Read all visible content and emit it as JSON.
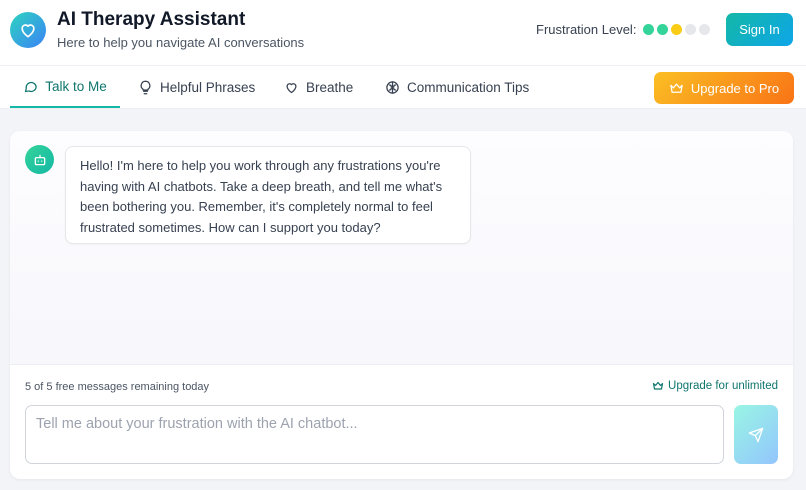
{
  "header": {
    "title": "AI Therapy Assistant",
    "subtitle": "Here to help you navigate AI conversations",
    "logo_icon": "heart-icon",
    "frustration_label": "Frustration Level:",
    "frustration_level": 3,
    "frustration_max": 5,
    "frustration_colors": [
      "#34d399",
      "#34d399",
      "#facc15",
      "#e5e7eb",
      "#e5e7eb"
    ],
    "signin_label": "Sign In"
  },
  "nav": {
    "tabs": [
      {
        "label": "Talk to Me",
        "icon": "chat-bubble-icon",
        "active": true
      },
      {
        "label": "Helpful Phrases",
        "icon": "lightbulb-icon",
        "active": false
      },
      {
        "label": "Breathe",
        "icon": "heart-outline-icon",
        "active": false
      },
      {
        "label": "Communication Tips",
        "icon": "brain-icon",
        "active": false
      }
    ],
    "upgrade_label": "Upgrade to Pro",
    "upgrade_icon": "crown-icon"
  },
  "chat": {
    "bot_avatar_icon": "bot-icon",
    "messages": [
      {
        "sender": "bot",
        "text": "Hello! I'm here to help you work through any frustrations you're having with AI chatbots. Take a deep breath, and tell me what's been bothering you. Remember, it's completely normal to feel frustrated sometimes. How can I support you today?"
      }
    ],
    "remaining_text": "5 of 5 free messages remaining today",
    "upgrade_link_label": "Upgrade for unlimited",
    "input_placeholder": "Tell me about your frustration with the AI chatbot...",
    "input_value": "",
    "send_icon": "send-icon"
  },
  "colors": {
    "accent_teal": "#14b8a6",
    "accent_orange": "#f97316",
    "accent_blue": "#3b82f6"
  }
}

* _DIRECTION_:
Every record above should be written out again without change, except that the pictures are left out.

* _RESULT BELOW_:
Read all visible content and emit it as JSON.
{
  "header": {
    "title": "AI Therapy Assistant",
    "subtitle": "Here to help you navigate AI conversations",
    "logo_icon": "heart-icon",
    "frustration_label": "Frustration Level:",
    "frustration_level": 3,
    "frustration_max": 5,
    "frustration_colors": [
      "#34d399",
      "#34d399",
      "#facc15",
      "#e5e7eb",
      "#e5e7eb"
    ],
    "signin_label": "Sign In"
  },
  "nav": {
    "tabs": [
      {
        "label": "Talk to Me",
        "icon": "chat-bubble-icon",
        "active": true
      },
      {
        "label": "Helpful Phrases",
        "icon": "lightbulb-icon",
        "active": false
      },
      {
        "label": "Breathe",
        "icon": "heart-outline-icon",
        "active": false
      },
      {
        "label": "Communication Tips",
        "icon": "brain-icon",
        "active": false
      }
    ],
    "upgrade_label": "Upgrade to Pro",
    "upgrade_icon": "crown-icon"
  },
  "chat": {
    "bot_avatar_icon": "bot-icon",
    "messages": [
      {
        "sender": "bot",
        "text": "Hello! I'm here to help you work through any frustrations you're having with AI chatbots. Take a deep breath, and tell me what's been bothering you. Remember, it's completely normal to feel frustrated sometimes. How can I support you today?"
      }
    ],
    "remaining_text": "5 of 5 free messages remaining today",
    "upgrade_link_label": "Upgrade for unlimited",
    "input_placeholder": "Tell me about your frustration with the AI chatbot...",
    "input_value": "",
    "send_icon": "send-icon"
  },
  "colors": {
    "accent_teal": "#14b8a6",
    "accent_orange": "#f97316",
    "accent_blue": "#3b82f6"
  }
}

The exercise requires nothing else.